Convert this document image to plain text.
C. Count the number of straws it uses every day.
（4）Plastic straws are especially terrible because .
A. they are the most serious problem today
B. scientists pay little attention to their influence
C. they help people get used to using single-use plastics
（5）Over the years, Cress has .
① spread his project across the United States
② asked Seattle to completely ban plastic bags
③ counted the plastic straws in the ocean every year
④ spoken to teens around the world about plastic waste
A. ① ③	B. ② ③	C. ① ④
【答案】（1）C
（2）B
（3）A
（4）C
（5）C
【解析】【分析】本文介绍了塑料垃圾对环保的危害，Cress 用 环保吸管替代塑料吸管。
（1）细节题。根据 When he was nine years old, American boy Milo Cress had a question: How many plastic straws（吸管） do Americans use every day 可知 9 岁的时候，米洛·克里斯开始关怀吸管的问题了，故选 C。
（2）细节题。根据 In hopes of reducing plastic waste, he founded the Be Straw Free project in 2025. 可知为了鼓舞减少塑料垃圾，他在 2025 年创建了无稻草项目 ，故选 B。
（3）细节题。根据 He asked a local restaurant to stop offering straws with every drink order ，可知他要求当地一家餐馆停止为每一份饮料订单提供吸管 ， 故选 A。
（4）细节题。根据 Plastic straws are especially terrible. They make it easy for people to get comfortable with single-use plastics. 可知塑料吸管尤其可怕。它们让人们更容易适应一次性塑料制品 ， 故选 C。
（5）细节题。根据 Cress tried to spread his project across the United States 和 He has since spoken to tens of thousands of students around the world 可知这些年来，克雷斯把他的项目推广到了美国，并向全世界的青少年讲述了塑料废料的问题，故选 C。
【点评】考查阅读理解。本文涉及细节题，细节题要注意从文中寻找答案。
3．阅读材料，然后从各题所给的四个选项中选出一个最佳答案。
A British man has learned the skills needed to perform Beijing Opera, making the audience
· · · ·
WHAT NEEDS TO BE DONE » Every record should be repeated exactly; please leave none out.

FULL ANSWER »
Convert this document image to plain text.
C. Count the number of straws it uses every day.
（4）Plastic straws are especially terrible because .
A. they are the most serious problem today
B. scientists pay little attention to their influence
C. they help people get used to using single-use plastics
（5）Over the years, Cress has .
① spread his project across the United States
② asked Seattle to completely ban plastic bags
③ counted the plastic straws in the ocean every year
④ spoken to teens around the world about plastic waste
A. ① ③	B. ② ③	C. ① ④
【答案】（1）C
（2）B
（3）A
（4）C
（5）C
【解析】【分析】本文介绍了塑料垃圾对环保的危害，Cress 用 环保吸管替代塑料吸管。
（1）细节题。根据 When he was nine years old, American boy Milo Cress had a question: How many plastic straws（吸管） do Americans use every day 可知 9 岁的时候，米洛·克里斯开始关怀吸管的问题了，故选 C。
（2）细节题。根据 In hopes of reducing plastic waste, he founded the Be Straw Free project in 2025. 可知为了鼓舞减少塑料垃圾，他在 2025 年创建了无稻草项目 ，故选 B。
（3）细节题。根据 He asked a local restaurant to stop offering straws with every drink order ，可知他要求当地一家餐馆停止为每一份饮料订单提供吸管 ， 故选 A。
（4）细节题。根据 Plastic straws are especially terrible. They make it easy for people to get comfortable with single-use plastics. 可知塑料吸管尤其可怕。它们让人们更容易适应一次性塑料制品 ， 故选 C。
（5）细节题。根据 Cress tried to spread his project across the United States 和 He has since spoken to tens of thousands of students around the world 可知这些年来，克雷斯把他的项目推广到了美国，并向全世界的青少年讲述了塑料废料的问题，故选 C。
【点评】考查阅读理解。本文涉及细节题，细节题要注意从文中寻找答案。
3．阅读材料，然后从各题所给的四个选项中选出一个最佳答案。
A British man has learned the skills needed to perform Beijing Opera, making the audience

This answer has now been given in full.